[Directive] In your copy, leave out the pictures and repeat the entries below exactly.

[Data for this exercise]

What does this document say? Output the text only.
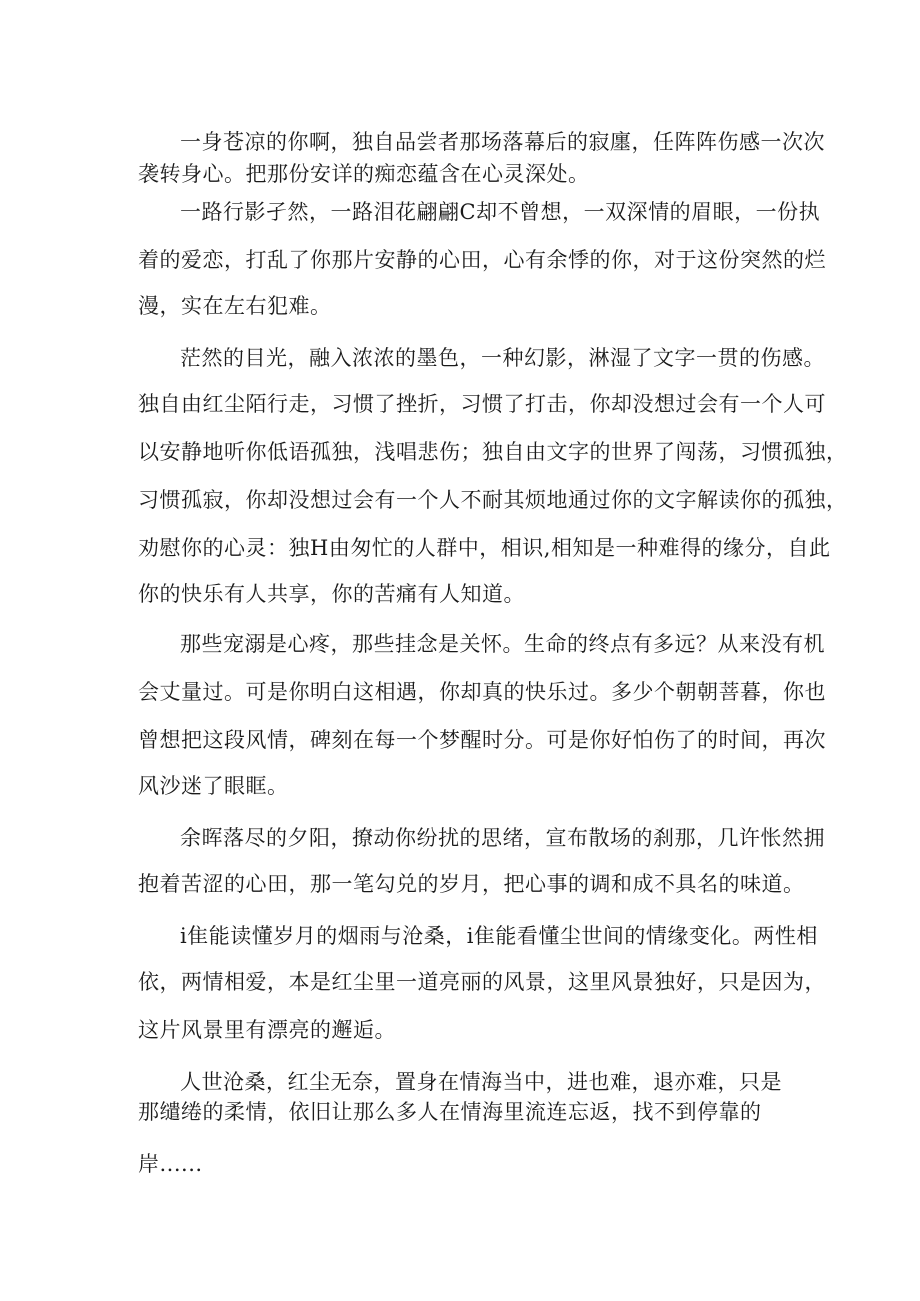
一身苍凉的你啊，独自品尝者那场落幕后的寂廛，任阵阵伤感一次次
袭转身心。把那份安详的痴恋蕴含在心灵深处。
一路行影孑然，一路泪花翩翩C却不曾想，一双深情的眉眼，一份执
着的爱恋，打乱了你那片安静的心田，心有余悸的你，对于这份突然的烂
漫，实在左右犯难。
茫然的目光，融入浓浓的墨色，一种幻影，淋湿了文字一贯的伤感。
独自由红尘陌行走，习惯了挫折，习惯了打击，你却没想过会有一个人可
以安静地听你低语孤独，浅唱悲伤；独自由文字的世界了闯荡，习惯孤独，
习惯孤寂，你却没想过会有一个人不耐其烦地通过你的文字解读你的孤独，
劝慰你的心灵：独H由匆忙的人群中，相识,相知是一种难得的缘分，自此
你的快乐有人共享，你的苦痛有人知道。
那些宠溺是心疼，那些挂念是关怀。生命的终点有多远？从来没有机
会丈量过。可是你明白这相遇，你却真的快乐过。多少个朝朝菩暮，你也
曾想把这段风情，碑刻在每一个梦醒时分。可是你好怕伤了的时间，再次
风沙迷了眼眶。
余晖落尽的夕阳，撩动你纷扰的思绪，宣布散场的刹那，几许怅然拥
抱着苦涩的心田，那一笔勾兑的岁月，把心事的调和成不具名的味道。
i隹能读懂岁月的烟雨与沧桑，i隹能看懂尘世间的情缘变化。两性相
依，两情相爱，本是红尘里一道亮丽的风景，这里风景独好，只是因为，
这片风景里有漂亮的邂逅。
人世沧桑，红尘无奈，置身在情海当中，进也难，退亦难，只是
那缱绻的柔情，依旧让那么多人在情海里流连忘返，找不到停靠的
岸......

[Reply to the task]
What does this document say? Output the text only.
一身苍凉的你啊，独自品尝者那场落幕后的寂廛，任阵阵伤感一次次
袭转身心。把那份安详的痴恋蕴含在心灵深处。
一路行影孑然，一路泪花翩翩C却不曾想，一双深情的眉眼，一份执
着的爱恋，打乱了你那片安静的心田，心有余悸的你，对于这份突然的烂
漫，实在左右犯难。
茫然的目光，融入浓浓的墨色，一种幻影，淋湿了文字一贯的伤感。
独自由红尘陌行走，习惯了挫折，习惯了打击，你却没想过会有一个人可
以安静地听你低语孤独，浅唱悲伤；独自由文字的世界了闯荡，习惯孤独，
习惯孤寂，你却没想过会有一个人不耐其烦地通过你的文字解读你的孤独，
劝慰你的心灵：独H由匆忙的人群中，相识,相知是一种难得的缘分，自此
你的快乐有人共享，你的苦痛有人知道。
那些宠溺是心疼，那些挂念是关怀。生命的终点有多远？从来没有机
会丈量过。可是你明白这相遇，你却真的快乐过。多少个朝朝菩暮，你也
曾想把这段风情，碑刻在每一个梦醒时分。可是你好怕伤了的时间，再次
风沙迷了眼眶。
余晖落尽的夕阳，撩动你纷扰的思绪，宣布散场的刹那，几许怅然拥
抱着苦涩的心田，那一笔勾兑的岁月，把心事的调和成不具名的味道。
i隹能读懂岁月的烟雨与沧桑，i隹能看懂尘世间的情缘变化。两性相
依，两情相爱，本是红尘里一道亮丽的风景，这里风景独好，只是因为，
这片风景里有漂亮的邂逅。
人世沧桑，红尘无奈，置身在情海当中，进也难，退亦难，只是
那缱绻的柔情，依旧让那么多人在情海里流连忘返，找不到停靠的
岸......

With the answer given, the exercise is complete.